* **Prompt**
What lines of the data include the string "style"? Copy them all.

* **Data in this exercise**
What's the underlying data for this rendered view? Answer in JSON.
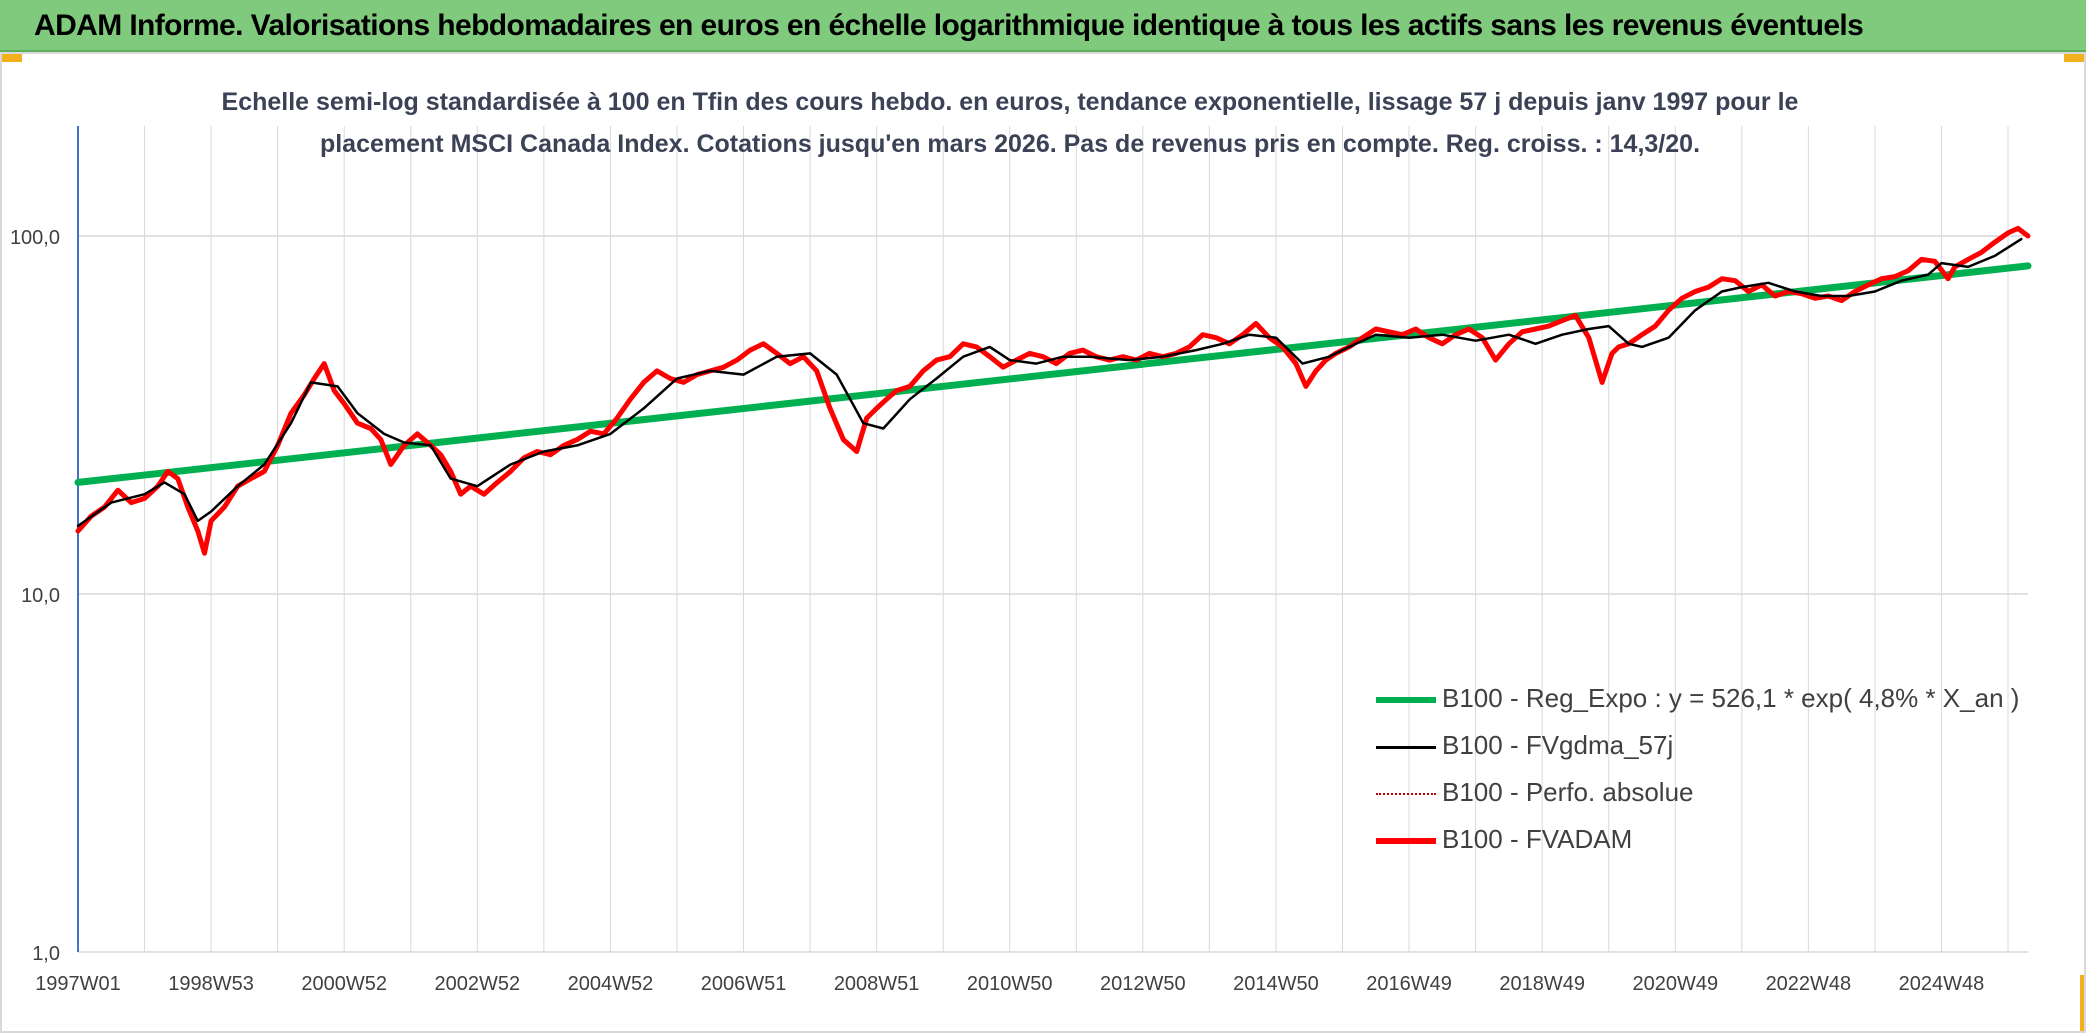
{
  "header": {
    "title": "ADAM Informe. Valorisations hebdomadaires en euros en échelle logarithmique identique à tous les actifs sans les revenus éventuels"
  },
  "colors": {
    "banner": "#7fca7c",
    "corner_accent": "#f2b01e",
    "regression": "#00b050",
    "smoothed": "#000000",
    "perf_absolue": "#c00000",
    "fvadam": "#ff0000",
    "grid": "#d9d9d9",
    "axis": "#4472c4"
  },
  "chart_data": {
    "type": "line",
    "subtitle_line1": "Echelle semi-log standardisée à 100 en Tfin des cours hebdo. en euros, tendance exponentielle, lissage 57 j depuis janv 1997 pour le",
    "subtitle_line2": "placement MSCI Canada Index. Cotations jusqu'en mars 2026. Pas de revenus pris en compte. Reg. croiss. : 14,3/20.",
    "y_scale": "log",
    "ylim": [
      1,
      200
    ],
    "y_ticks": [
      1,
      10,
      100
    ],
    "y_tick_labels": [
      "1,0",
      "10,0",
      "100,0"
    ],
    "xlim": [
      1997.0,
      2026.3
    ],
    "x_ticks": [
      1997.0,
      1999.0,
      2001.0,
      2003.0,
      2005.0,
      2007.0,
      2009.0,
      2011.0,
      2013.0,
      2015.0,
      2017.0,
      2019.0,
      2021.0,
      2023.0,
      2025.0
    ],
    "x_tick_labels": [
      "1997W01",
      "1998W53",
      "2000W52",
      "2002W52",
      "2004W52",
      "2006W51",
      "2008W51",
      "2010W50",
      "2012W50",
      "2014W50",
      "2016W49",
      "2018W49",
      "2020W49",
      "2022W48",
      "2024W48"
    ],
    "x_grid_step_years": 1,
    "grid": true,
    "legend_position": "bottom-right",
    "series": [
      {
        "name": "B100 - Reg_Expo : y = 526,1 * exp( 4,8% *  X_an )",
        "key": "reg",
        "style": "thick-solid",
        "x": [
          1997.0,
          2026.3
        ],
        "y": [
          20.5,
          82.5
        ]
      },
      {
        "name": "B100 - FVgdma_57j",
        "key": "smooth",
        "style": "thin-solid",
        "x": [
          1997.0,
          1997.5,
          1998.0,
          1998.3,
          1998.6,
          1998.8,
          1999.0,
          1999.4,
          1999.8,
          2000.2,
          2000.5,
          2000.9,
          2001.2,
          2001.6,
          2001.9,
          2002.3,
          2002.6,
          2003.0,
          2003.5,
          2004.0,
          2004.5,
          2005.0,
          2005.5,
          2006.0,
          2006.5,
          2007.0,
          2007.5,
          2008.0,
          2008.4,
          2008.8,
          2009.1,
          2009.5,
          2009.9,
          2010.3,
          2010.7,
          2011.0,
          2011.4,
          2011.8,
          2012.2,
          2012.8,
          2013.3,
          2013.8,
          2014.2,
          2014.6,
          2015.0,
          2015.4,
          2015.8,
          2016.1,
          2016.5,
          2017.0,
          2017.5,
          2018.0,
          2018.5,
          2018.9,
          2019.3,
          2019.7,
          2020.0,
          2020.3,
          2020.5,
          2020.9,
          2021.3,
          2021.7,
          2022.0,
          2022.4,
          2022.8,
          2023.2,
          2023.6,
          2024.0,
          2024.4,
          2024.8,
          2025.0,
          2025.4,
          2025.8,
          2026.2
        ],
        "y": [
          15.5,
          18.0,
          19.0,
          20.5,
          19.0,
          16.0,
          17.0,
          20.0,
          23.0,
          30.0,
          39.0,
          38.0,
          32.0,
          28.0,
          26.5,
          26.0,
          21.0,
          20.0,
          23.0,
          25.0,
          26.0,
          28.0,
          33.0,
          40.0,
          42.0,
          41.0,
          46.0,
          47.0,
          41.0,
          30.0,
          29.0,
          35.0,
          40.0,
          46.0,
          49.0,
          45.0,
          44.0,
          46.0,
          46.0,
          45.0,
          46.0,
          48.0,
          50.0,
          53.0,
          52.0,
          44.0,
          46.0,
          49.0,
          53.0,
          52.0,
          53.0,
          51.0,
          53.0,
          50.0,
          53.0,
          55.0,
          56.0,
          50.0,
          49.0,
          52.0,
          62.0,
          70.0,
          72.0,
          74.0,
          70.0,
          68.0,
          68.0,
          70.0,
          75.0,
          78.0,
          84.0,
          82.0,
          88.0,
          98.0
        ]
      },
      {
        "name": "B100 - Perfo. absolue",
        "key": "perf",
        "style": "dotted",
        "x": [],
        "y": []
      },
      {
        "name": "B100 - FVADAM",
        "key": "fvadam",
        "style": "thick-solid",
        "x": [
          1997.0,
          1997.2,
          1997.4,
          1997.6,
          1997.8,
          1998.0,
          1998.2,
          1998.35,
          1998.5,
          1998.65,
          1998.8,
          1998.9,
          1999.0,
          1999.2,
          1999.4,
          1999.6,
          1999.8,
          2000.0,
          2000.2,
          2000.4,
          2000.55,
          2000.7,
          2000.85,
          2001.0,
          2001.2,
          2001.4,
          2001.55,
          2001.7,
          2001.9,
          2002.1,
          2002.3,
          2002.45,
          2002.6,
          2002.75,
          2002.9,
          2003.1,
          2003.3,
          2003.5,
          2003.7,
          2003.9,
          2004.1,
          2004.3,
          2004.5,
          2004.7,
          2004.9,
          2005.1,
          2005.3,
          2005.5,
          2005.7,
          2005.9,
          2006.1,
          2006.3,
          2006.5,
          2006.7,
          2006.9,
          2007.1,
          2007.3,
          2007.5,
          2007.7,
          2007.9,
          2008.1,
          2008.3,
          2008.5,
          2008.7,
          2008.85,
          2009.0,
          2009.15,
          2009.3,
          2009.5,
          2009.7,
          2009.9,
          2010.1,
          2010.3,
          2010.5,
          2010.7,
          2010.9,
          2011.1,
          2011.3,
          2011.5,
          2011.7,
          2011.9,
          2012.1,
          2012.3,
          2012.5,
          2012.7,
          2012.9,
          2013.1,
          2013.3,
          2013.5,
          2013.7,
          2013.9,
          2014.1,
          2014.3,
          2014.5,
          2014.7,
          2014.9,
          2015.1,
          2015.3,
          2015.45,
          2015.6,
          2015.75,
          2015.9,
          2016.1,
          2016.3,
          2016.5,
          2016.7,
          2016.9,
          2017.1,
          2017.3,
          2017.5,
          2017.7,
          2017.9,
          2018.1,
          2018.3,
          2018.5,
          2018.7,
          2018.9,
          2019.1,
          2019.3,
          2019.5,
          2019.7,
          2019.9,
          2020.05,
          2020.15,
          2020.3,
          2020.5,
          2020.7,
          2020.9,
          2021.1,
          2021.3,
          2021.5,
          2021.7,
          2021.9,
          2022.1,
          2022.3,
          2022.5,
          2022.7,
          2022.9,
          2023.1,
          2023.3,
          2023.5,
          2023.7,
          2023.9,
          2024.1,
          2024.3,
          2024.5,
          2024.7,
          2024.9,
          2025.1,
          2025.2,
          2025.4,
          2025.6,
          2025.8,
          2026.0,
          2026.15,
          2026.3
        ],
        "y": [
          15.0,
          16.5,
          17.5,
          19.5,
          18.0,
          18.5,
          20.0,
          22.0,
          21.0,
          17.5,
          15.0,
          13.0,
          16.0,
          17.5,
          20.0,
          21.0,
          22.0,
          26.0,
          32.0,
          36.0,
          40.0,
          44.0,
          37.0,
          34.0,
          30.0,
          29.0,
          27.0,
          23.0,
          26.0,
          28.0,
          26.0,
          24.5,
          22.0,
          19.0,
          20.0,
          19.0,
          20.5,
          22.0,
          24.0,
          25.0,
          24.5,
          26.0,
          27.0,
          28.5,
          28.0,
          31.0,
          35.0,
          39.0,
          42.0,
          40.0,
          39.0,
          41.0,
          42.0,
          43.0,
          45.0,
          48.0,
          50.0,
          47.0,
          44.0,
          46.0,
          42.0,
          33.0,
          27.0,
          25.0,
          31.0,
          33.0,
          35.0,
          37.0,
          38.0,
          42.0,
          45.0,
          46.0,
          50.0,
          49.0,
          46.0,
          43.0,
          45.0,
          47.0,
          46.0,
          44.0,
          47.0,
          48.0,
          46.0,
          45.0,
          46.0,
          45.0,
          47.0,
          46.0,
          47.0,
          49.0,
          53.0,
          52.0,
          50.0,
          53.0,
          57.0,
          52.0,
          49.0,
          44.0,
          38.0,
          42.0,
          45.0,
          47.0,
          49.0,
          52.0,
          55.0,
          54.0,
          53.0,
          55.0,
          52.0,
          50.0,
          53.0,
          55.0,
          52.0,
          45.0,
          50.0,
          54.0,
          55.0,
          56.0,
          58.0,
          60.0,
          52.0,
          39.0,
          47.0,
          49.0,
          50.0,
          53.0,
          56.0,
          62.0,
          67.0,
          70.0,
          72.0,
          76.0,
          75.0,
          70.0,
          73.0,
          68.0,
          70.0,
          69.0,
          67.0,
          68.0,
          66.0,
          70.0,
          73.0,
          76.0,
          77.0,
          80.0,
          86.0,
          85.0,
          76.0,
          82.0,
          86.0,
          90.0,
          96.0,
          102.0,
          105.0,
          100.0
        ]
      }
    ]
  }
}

* **Correct response**
        "style": "thick-solid",
        "style": "thin-solid",
        "style": "dotted",
        "style": "thick-solid",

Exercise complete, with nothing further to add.